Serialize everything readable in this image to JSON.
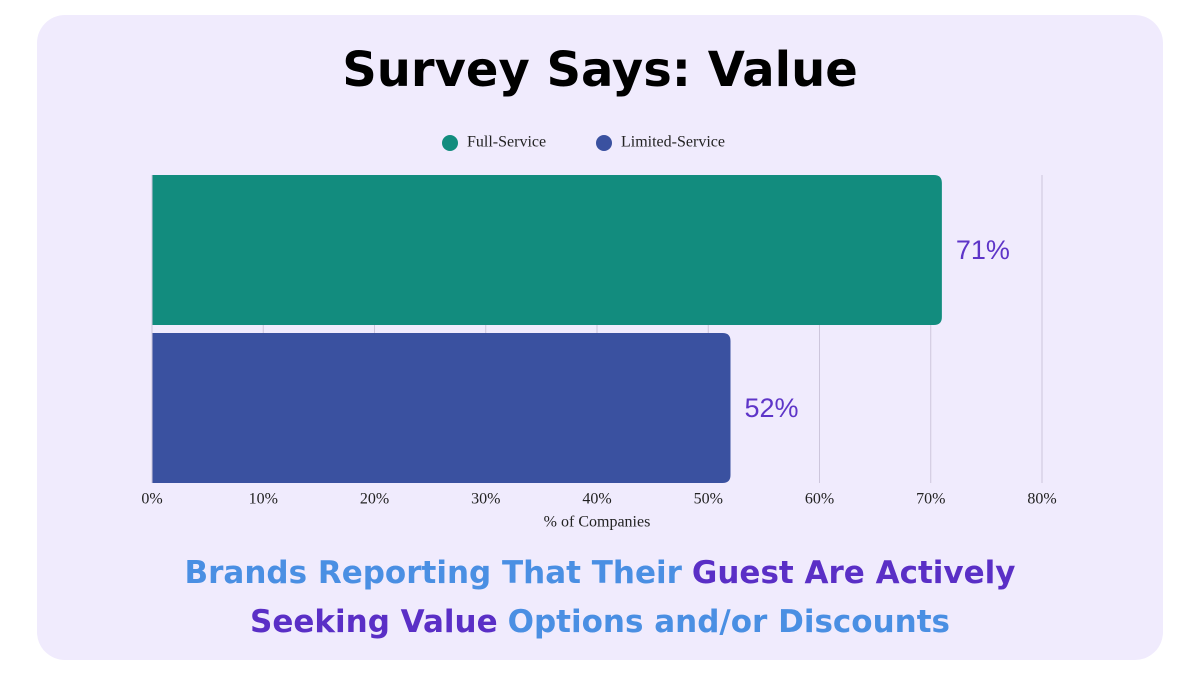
{
  "chart_data": {
    "type": "bar",
    "orientation": "horizontal",
    "title": "Survey Says: Value",
    "subtitle": [
      [
        {
          "text": "Brands Reporting That Their",
          "color": "#4a8fe3"
        },
        {
          "text": "Guest Are Actively",
          "color": "#5a2fc6"
        }
      ],
      [
        {
          "text": "Seeking Value",
          "color": "#5a2fc6"
        },
        {
          "text": "Options and/or Discounts",
          "color": "#4a8fe3"
        }
      ]
    ],
    "categories": [
      null
    ],
    "series": [
      {
        "name": "Full-Service",
        "color": "#128c7e",
        "values": [
          71
        ],
        "value_labels": [
          "71%"
        ]
      },
      {
        "name": "Limited-Service",
        "color": "#3a51a0",
        "values": [
          52
        ],
        "value_labels": [
          "52%"
        ]
      }
    ],
    "value_label_color": "#5e35c8",
    "xlabel": "% of Companies",
    "xlim": [
      0,
      80
    ],
    "xticks": [
      {
        "value": 0,
        "label": "0%"
      },
      {
        "value": 10,
        "label": "10%"
      },
      {
        "value": 20,
        "label": "20%"
      },
      {
        "value": 30,
        "label": "30%"
      },
      {
        "value": 40,
        "label": "40%"
      },
      {
        "value": 50,
        "label": "50%"
      },
      {
        "value": 60,
        "label": "60%"
      },
      {
        "value": 70,
        "label": "70%"
      },
      {
        "value": 80,
        "label": "80%"
      }
    ],
    "grid": true,
    "legend": "top"
  }
}
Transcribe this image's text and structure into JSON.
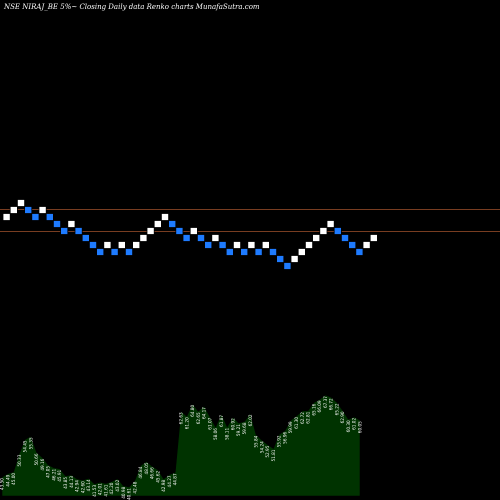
{
  "header": {
    "title": "NSE NIRAJ_BE 5%~  Closing Daily data Renko  charts MunafaSutra.com"
  },
  "colors": {
    "background": "#000000",
    "up_brick": "#ffffff",
    "down_brick": "#1e7bff",
    "brick_outline": "#000000",
    "reference_line": "#a0522d",
    "volume_fill": "#003300",
    "volume_line": "#000000"
  },
  "chart_data": [
    {
      "type": "renko",
      "title": "NSE NIRAJ_BE 5%~  Closing Daily data Renko  charts MunafaSutra.com",
      "brick_size_note": "5%",
      "reference_levels": [
        2,
        -1
      ],
      "bricks": [
        {
          "level": 1,
          "dir": "up"
        },
        {
          "level": 2,
          "dir": "up"
        },
        {
          "level": 3,
          "dir": "up"
        },
        {
          "level": 2,
          "dir": "down"
        },
        {
          "level": 1,
          "dir": "down"
        },
        {
          "level": 2,
          "dir": "up"
        },
        {
          "level": 1,
          "dir": "down"
        },
        {
          "level": 0,
          "dir": "down"
        },
        {
          "level": -1,
          "dir": "down"
        },
        {
          "level": 0,
          "dir": "up"
        },
        {
          "level": -1,
          "dir": "down"
        },
        {
          "level": -2,
          "dir": "down"
        },
        {
          "level": -3,
          "dir": "down"
        },
        {
          "level": -4,
          "dir": "down"
        },
        {
          "level": -3,
          "dir": "up"
        },
        {
          "level": -4,
          "dir": "down"
        },
        {
          "level": -3,
          "dir": "up"
        },
        {
          "level": -4,
          "dir": "down"
        },
        {
          "level": -3,
          "dir": "up"
        },
        {
          "level": -2,
          "dir": "up"
        },
        {
          "level": -1,
          "dir": "up"
        },
        {
          "level": 0,
          "dir": "up"
        },
        {
          "level": 1,
          "dir": "up"
        },
        {
          "level": 0,
          "dir": "down"
        },
        {
          "level": -1,
          "dir": "down"
        },
        {
          "level": -2,
          "dir": "down"
        },
        {
          "level": -1,
          "dir": "up"
        },
        {
          "level": -2,
          "dir": "down"
        },
        {
          "level": -3,
          "dir": "down"
        },
        {
          "level": -2,
          "dir": "up"
        },
        {
          "level": -3,
          "dir": "down"
        },
        {
          "level": -4,
          "dir": "down"
        },
        {
          "level": -3,
          "dir": "up"
        },
        {
          "level": -4,
          "dir": "down"
        },
        {
          "level": -3,
          "dir": "up"
        },
        {
          "level": -4,
          "dir": "down"
        },
        {
          "level": -3,
          "dir": "up"
        },
        {
          "level": -4,
          "dir": "down"
        },
        {
          "level": -5,
          "dir": "down"
        },
        {
          "level": -6,
          "dir": "down"
        },
        {
          "level": -5,
          "dir": "up"
        },
        {
          "level": -4,
          "dir": "up"
        },
        {
          "level": -3,
          "dir": "up"
        },
        {
          "level": -2,
          "dir": "up"
        },
        {
          "level": -1,
          "dir": "up"
        },
        {
          "level": 0,
          "dir": "up"
        },
        {
          "level": -1,
          "dir": "down"
        },
        {
          "level": -2,
          "dir": "down"
        },
        {
          "level": -3,
          "dir": "down"
        },
        {
          "level": -4,
          "dir": "down"
        },
        {
          "level": -3,
          "dir": "up"
        },
        {
          "level": -2,
          "dir": "up"
        }
      ]
    },
    {
      "type": "area",
      "volume_labels": [
        "43.50",
        "44.49",
        "45.00",
        "50.33",
        "54.45",
        "55.35",
        "50.66",
        "49.16",
        "47.05",
        "46.21",
        "45.91",
        "43.85",
        "44.13",
        "42.94",
        "42.60",
        "43.14",
        "41.53",
        "42.01",
        "41.61",
        "42.20",
        "43.02",
        "40.98",
        "40.61",
        "42.48",
        "46.84",
        "48.05",
        "46.66",
        "45.62",
        "42.98",
        "44.27",
        "44.87",
        "62.63",
        "61.20",
        "64.80",
        "62.65",
        "64.17",
        "61.07",
        "58.06",
        "61.87",
        "58.11",
        "60.92",
        "59.21",
        "59.68",
        "62.02",
        "55.84",
        "54.24",
        "52.95",
        "51.81",
        "55.92",
        "56.96",
        "59.99",
        "61.30",
        "62.72",
        "62.81",
        "65.16",
        "66.09",
        "67.37",
        "66.72",
        "65.22",
        "62.90",
        "60.30",
        "61.02",
        "60.05"
      ]
    }
  ]
}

* * *

Write out each line of the data that holds the string "MunafaSutra".

[Written answer]
    "title": "NSE NIRAJ_BE 5%~  Closing Daily data Renko  charts MunafaSutra.com"
      "title": "NSE NIRAJ_BE 5%~  Closing Daily data Renko  charts MunafaSutra.com",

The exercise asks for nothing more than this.